• [Exercise] Read the lines below. Copy out any that hold the string "Investment".

• [Records for this exercise]
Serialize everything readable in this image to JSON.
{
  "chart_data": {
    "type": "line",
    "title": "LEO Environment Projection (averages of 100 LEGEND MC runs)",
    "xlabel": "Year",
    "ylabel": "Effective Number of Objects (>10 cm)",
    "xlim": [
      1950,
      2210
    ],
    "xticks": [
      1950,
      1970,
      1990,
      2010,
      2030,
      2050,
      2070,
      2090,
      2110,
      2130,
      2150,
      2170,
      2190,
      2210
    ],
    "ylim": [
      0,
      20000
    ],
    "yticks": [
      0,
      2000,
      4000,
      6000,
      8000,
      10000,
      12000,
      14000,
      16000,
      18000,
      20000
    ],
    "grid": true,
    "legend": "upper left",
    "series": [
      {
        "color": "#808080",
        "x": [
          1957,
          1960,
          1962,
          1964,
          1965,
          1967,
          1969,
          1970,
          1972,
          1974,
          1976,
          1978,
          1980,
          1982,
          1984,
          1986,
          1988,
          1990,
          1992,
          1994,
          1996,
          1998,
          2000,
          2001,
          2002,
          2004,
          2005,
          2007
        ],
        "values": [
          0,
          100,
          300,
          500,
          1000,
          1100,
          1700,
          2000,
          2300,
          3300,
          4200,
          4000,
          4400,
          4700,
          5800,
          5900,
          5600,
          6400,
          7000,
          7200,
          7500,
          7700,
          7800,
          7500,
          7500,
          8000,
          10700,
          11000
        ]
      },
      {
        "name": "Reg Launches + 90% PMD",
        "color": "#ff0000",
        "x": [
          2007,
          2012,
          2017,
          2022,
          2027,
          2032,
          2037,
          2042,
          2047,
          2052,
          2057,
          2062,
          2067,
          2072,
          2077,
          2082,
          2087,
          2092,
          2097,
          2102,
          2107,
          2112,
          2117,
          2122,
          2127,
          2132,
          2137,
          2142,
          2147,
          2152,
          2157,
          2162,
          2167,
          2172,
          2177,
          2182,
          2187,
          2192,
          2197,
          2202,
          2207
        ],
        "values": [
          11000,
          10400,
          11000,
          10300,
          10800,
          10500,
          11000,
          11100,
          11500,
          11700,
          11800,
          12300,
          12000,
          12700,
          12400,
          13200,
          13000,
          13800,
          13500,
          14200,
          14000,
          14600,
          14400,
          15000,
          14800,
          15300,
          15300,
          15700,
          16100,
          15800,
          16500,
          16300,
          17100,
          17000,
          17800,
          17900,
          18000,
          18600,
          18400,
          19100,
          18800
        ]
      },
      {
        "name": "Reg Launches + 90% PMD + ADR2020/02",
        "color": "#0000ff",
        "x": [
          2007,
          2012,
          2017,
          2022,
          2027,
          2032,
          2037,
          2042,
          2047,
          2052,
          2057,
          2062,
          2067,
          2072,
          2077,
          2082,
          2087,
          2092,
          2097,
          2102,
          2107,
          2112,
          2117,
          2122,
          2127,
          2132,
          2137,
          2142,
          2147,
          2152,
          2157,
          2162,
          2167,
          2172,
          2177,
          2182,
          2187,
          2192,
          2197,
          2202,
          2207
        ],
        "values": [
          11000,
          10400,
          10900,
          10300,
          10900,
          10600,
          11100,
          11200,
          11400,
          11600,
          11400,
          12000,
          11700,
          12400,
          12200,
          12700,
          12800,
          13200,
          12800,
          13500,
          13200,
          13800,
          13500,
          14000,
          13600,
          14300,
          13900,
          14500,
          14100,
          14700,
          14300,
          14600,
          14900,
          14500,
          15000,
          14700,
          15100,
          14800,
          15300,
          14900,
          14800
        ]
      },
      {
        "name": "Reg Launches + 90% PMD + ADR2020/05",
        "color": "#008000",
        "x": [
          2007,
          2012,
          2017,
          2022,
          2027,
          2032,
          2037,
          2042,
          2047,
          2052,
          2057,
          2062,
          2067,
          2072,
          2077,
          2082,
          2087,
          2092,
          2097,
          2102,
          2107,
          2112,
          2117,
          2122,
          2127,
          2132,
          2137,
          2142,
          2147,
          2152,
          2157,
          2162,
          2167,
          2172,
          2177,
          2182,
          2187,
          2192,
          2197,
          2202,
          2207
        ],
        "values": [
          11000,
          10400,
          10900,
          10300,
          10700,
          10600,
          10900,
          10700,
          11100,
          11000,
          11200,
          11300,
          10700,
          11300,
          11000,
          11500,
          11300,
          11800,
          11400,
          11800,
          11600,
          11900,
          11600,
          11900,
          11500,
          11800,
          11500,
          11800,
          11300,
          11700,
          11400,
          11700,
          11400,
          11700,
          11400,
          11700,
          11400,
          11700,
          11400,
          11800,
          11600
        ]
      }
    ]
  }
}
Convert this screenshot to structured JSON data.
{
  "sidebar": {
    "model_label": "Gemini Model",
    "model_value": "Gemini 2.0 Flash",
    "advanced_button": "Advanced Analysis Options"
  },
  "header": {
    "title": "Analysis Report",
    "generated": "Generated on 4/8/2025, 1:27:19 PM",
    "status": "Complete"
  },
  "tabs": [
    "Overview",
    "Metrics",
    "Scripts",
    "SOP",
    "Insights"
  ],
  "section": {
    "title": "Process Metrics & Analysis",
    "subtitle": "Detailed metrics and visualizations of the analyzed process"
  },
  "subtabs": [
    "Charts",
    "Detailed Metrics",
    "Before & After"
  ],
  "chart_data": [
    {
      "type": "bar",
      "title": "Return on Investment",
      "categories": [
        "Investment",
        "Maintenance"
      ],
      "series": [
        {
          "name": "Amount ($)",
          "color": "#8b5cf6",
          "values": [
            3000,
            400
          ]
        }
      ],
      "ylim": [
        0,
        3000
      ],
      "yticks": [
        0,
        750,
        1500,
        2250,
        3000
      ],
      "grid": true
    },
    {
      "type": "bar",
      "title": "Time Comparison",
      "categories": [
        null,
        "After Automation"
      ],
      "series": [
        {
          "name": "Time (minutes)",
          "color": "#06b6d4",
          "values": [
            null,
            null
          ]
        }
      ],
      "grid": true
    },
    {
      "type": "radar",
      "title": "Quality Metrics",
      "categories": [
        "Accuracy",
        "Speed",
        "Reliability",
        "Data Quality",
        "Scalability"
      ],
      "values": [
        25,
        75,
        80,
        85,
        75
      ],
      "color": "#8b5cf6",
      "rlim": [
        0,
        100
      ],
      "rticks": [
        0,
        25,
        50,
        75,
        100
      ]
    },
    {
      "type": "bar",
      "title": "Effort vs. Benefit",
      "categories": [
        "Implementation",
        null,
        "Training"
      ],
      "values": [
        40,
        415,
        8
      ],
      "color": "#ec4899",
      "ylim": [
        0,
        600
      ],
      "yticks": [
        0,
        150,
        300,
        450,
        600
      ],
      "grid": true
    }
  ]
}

• [Problem solution]
      "title": "Return on Investment",
        "Investment",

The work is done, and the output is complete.